start EXCERPTED DATA
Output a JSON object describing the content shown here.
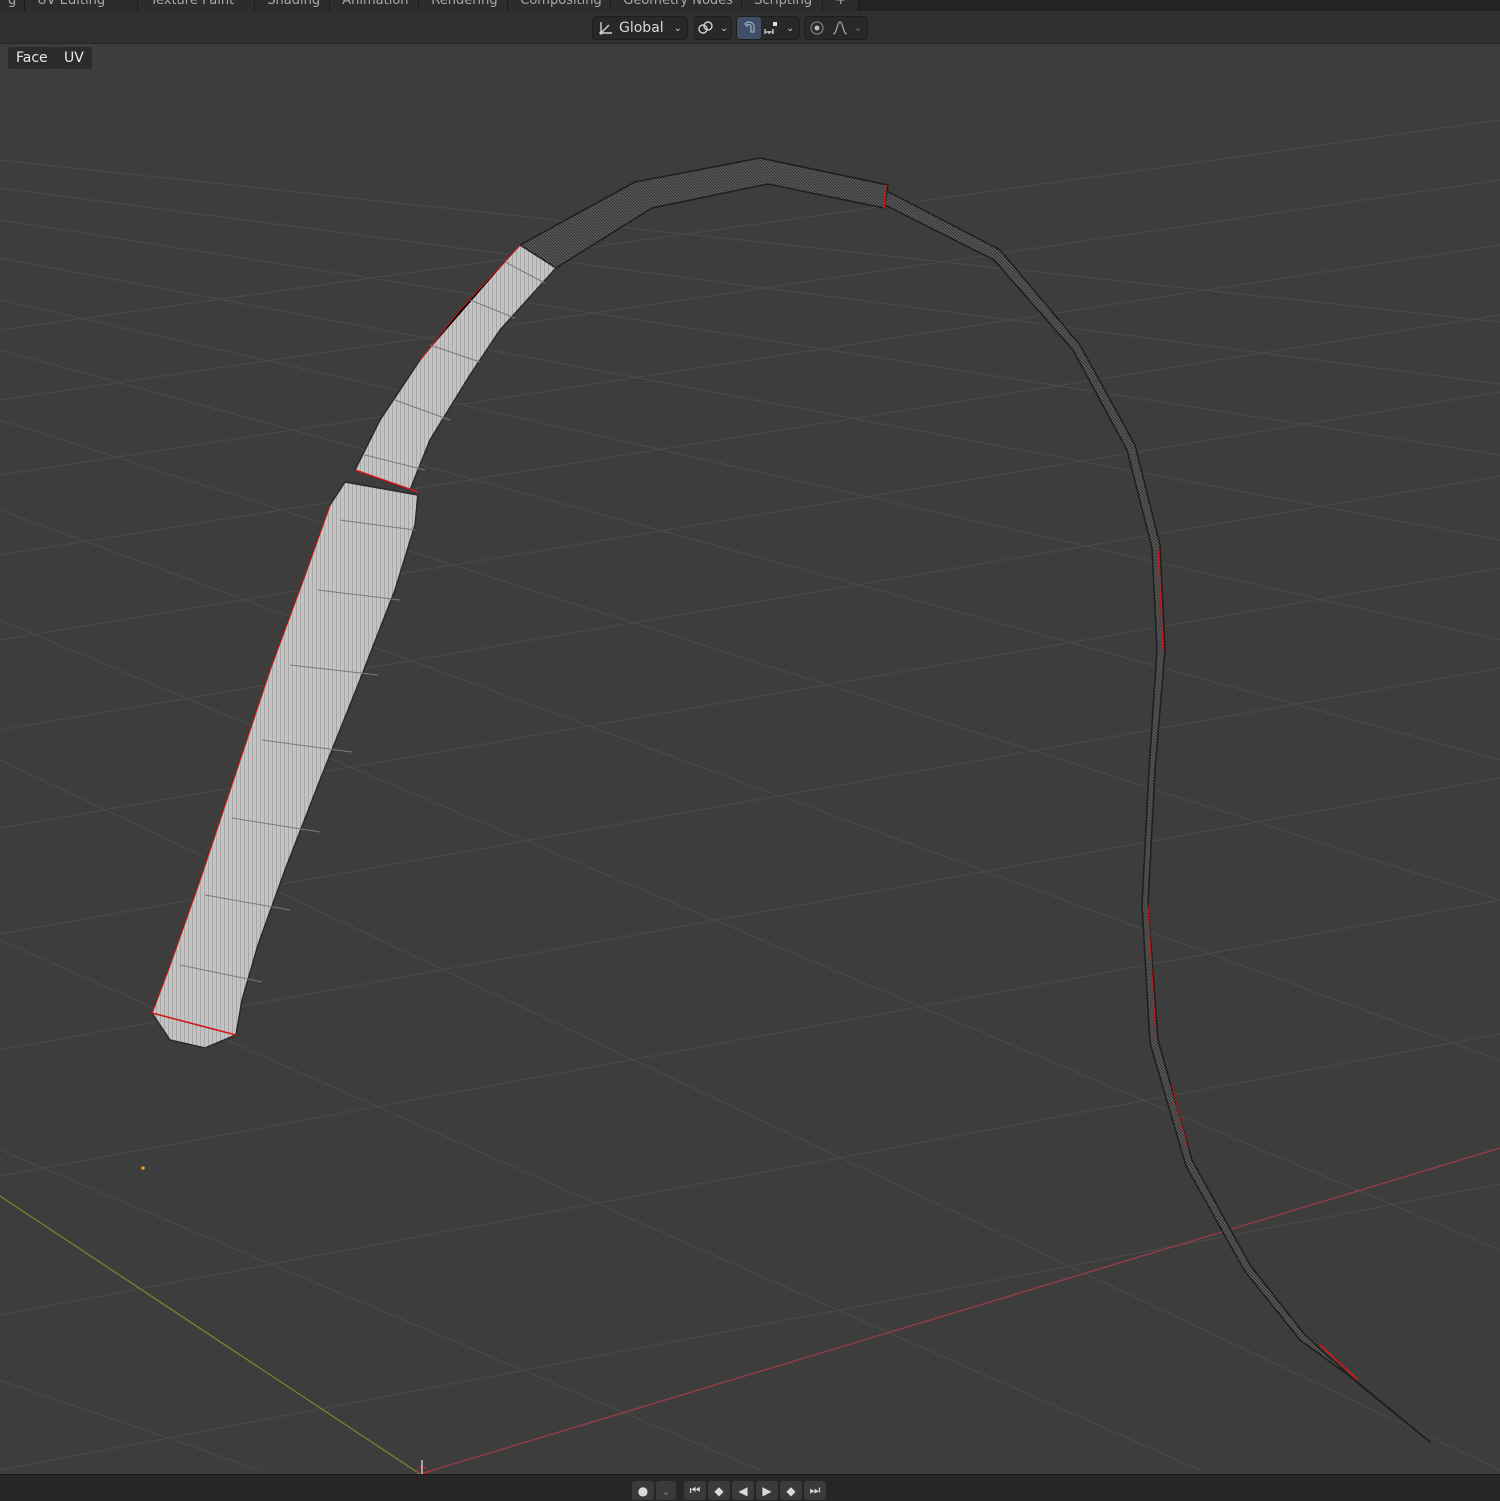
{
  "workspace_tabs": [
    "g",
    "UV Editing",
    "Texture Paint",
    "Shading",
    "Animation",
    "Rendering",
    "Compositing",
    "Geometry Nodes",
    "Scripting",
    "+"
  ],
  "header": {
    "orientation_label": "Global"
  },
  "viewport_menu": {
    "face_label": "Face",
    "uv_label": "UV"
  },
  "icons": {
    "orientation": "transform-orientation-icon",
    "pivot": "pivot-link-icon",
    "snap": "magnet-snap-icon",
    "snap_target": "snap-increment-icon",
    "proportional": "proportional-edit-icon",
    "falloff": "falloff-curve-icon"
  },
  "timeline": {
    "record": "record-icon",
    "controls": [
      "jump-start-icon",
      "prev-keyframe-icon",
      "play-reverse-icon",
      "play-icon",
      "next-keyframe-icon",
      "jump-end-icon"
    ]
  },
  "colors": {
    "background": "#3d3d3d",
    "grid": "#4a4a4a",
    "x_axis": "#9a3d45",
    "y_axis": "#6b8a2a",
    "seam": "#d01818",
    "mesh_light": "#c4c4c4",
    "mesh_dark": "#3a3a3a",
    "active_blue": "#3e4f66",
    "origin_dot": "#e89a20"
  }
}
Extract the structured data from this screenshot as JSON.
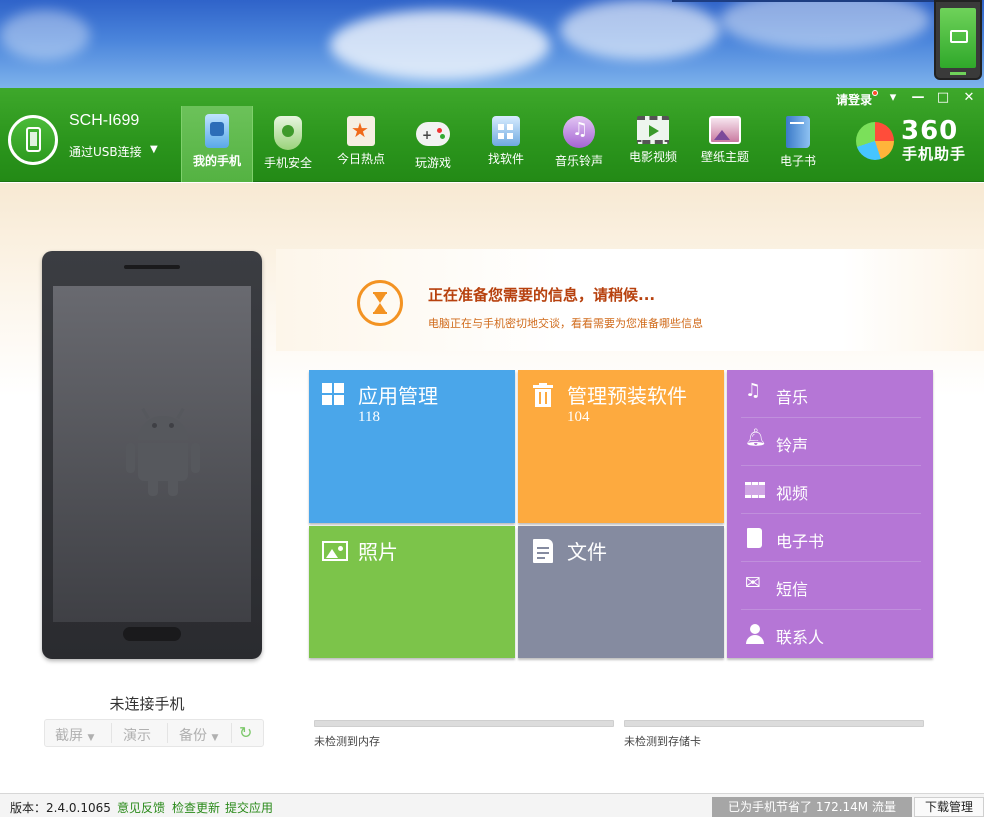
{
  "header": {
    "device_name": "SCH-I699",
    "connection": "通过USB连接",
    "login": "请登录",
    "brand_number": "360",
    "brand_sub": "手机助手",
    "nav": [
      {
        "label": "我的手机",
        "icon": "my-phone-icon",
        "active": true
      },
      {
        "label": "手机安全",
        "icon": "shield-icon"
      },
      {
        "label": "今日热点",
        "icon": "hot-star-icon"
      },
      {
        "label": "玩游戏",
        "icon": "gamepad-icon"
      },
      {
        "label": "找软件",
        "icon": "software-bag-icon"
      },
      {
        "label": "音乐铃声",
        "icon": "music-note-icon"
      },
      {
        "label": "电影视频",
        "icon": "film-icon"
      },
      {
        "label": "壁纸主题",
        "icon": "wallpaper-icon"
      },
      {
        "label": "电子书",
        "icon": "book-icon"
      }
    ]
  },
  "phone": {
    "status": "未连接手机",
    "actions": {
      "screenshot": "截屏",
      "demo": "演示",
      "backup": "备份"
    }
  },
  "banner": {
    "title": "正在准备您需要的信息，请稍候...",
    "subtitle": "电脑正在与手机密切地交谈，看看需要为您准备哪些信息"
  },
  "tiles": {
    "apps": {
      "title": "应用管理",
      "count": "118"
    },
    "preinstalled": {
      "title": "管理预装软件",
      "count": "104"
    },
    "photos": {
      "title": "照片"
    },
    "files": {
      "title": "文件"
    },
    "media": [
      {
        "label": "音乐",
        "icon": "music-note-icon"
      },
      {
        "label": "铃声",
        "icon": "bell-icon"
      },
      {
        "label": "视频",
        "icon": "film-icon"
      },
      {
        "label": "电子书",
        "icon": "book-icon"
      },
      {
        "label": "短信",
        "icon": "envelope-icon"
      },
      {
        "label": "联系人",
        "icon": "person-icon"
      }
    ]
  },
  "storage": {
    "memory": "未检测到内存",
    "sdcard": "未检测到存储卡"
  },
  "statusbar": {
    "version": "版本：2.4.0.1065",
    "feedback": "意见反馈",
    "check_update": "检查更新",
    "submit_app": "提交应用",
    "saved": "已为手机节省了 172.14M 流量",
    "download_manager": "下载管理"
  },
  "colors": {
    "header_green": "#2c961d",
    "apps_tile": "#4aa6ea",
    "preinstalled_tile": "#fdaa3f",
    "photos_tile": "#7cc44a",
    "files_tile": "#858ba0",
    "media_tile": "#b576d6",
    "banner_title": "#b7410e"
  }
}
end EXCERPTED DATA
YOUR TASK>
From start to finish, output the listing exactly, but omit its pictures.

RESPONSE BELOW>
Output a JSON object describing the content shown here.
{
  "workspace_tabs": [
    "g",
    "UV Editing",
    "Texture Paint",
    "Shading",
    "Animation",
    "Rendering",
    "Compositing",
    "Geometry Nodes",
    "Scripting",
    "+"
  ],
  "header": {
    "orientation_label": "Global"
  },
  "viewport_menu": {
    "face_label": "Face",
    "uv_label": "UV"
  },
  "icons": {
    "orientation": "transform-orientation-icon",
    "pivot": "pivot-link-icon",
    "snap": "magnet-snap-icon",
    "snap_target": "snap-increment-icon",
    "proportional": "proportional-edit-icon",
    "falloff": "falloff-curve-icon"
  },
  "timeline": {
    "record": "record-icon",
    "controls": [
      "jump-start-icon",
      "prev-keyframe-icon",
      "play-reverse-icon",
      "play-icon",
      "next-keyframe-icon",
      "jump-end-icon"
    ]
  },
  "colors": {
    "background": "#3d3d3d",
    "grid": "#4a4a4a",
    "x_axis": "#9a3d45",
    "y_axis": "#6b8a2a",
    "seam": "#d01818",
    "mesh_light": "#c4c4c4",
    "mesh_dark": "#3a3a3a",
    "active_blue": "#3e4f66",
    "origin_dot": "#e89a20"
  }
}
Extract the structured data from this screenshot as JSON.
{
  "header": {
    "device_name": "SCH-I699",
    "connection": "通过USB连接",
    "login": "请登录",
    "brand_number": "360",
    "brand_sub": "手机助手",
    "nav": [
      {
        "label": "我的手机",
        "icon": "my-phone-icon",
        "active": true
      },
      {
        "label": "手机安全",
        "icon": "shield-icon"
      },
      {
        "label": "今日热点",
        "icon": "hot-star-icon"
      },
      {
        "label": "玩游戏",
        "icon": "gamepad-icon"
      },
      {
        "label": "找软件",
        "icon": "software-bag-icon"
      },
      {
        "label": "音乐铃声",
        "icon": "music-note-icon"
      },
      {
        "label": "电影视频",
        "icon": "film-icon"
      },
      {
        "label": "壁纸主题",
        "icon": "wallpaper-icon"
      },
      {
        "label": "电子书",
        "icon": "book-icon"
      }
    ]
  },
  "phone": {
    "status": "未连接手机",
    "actions": {
      "screenshot": "截屏",
      "demo": "演示",
      "backup": "备份"
    }
  },
  "banner": {
    "title": "正在准备您需要的信息，请稍候...",
    "subtitle": "电脑正在与手机密切地交谈，看看需要为您准备哪些信息"
  },
  "tiles": {
    "apps": {
      "title": "应用管理",
      "count": "118"
    },
    "preinstalled": {
      "title": "管理预装软件",
      "count": "104"
    },
    "photos": {
      "title": "照片"
    },
    "files": {
      "title": "文件"
    },
    "media": [
      {
        "label": "音乐",
        "icon": "music-note-icon"
      },
      {
        "label": "铃声",
        "icon": "bell-icon"
      },
      {
        "label": "视频",
        "icon": "film-icon"
      },
      {
        "label": "电子书",
        "icon": "book-icon"
      },
      {
        "label": "短信",
        "icon": "envelope-icon"
      },
      {
        "label": "联系人",
        "icon": "person-icon"
      }
    ]
  },
  "storage": {
    "memory": "未检测到内存",
    "sdcard": "未检测到存储卡"
  },
  "statusbar": {
    "version": "版本：2.4.0.1065",
    "feedback": "意见反馈",
    "check_update": "检查更新",
    "submit_app": "提交应用",
    "saved": "已为手机节省了 172.14M 流量",
    "download_manager": "下载管理"
  },
  "colors": {
    "header_green": "#2c961d",
    "apps_tile": "#4aa6ea",
    "preinstalled_tile": "#fdaa3f",
    "photos_tile": "#7cc44a",
    "files_tile": "#858ba0",
    "media_tile": "#b576d6",
    "banner_title": "#b7410e"
  }
}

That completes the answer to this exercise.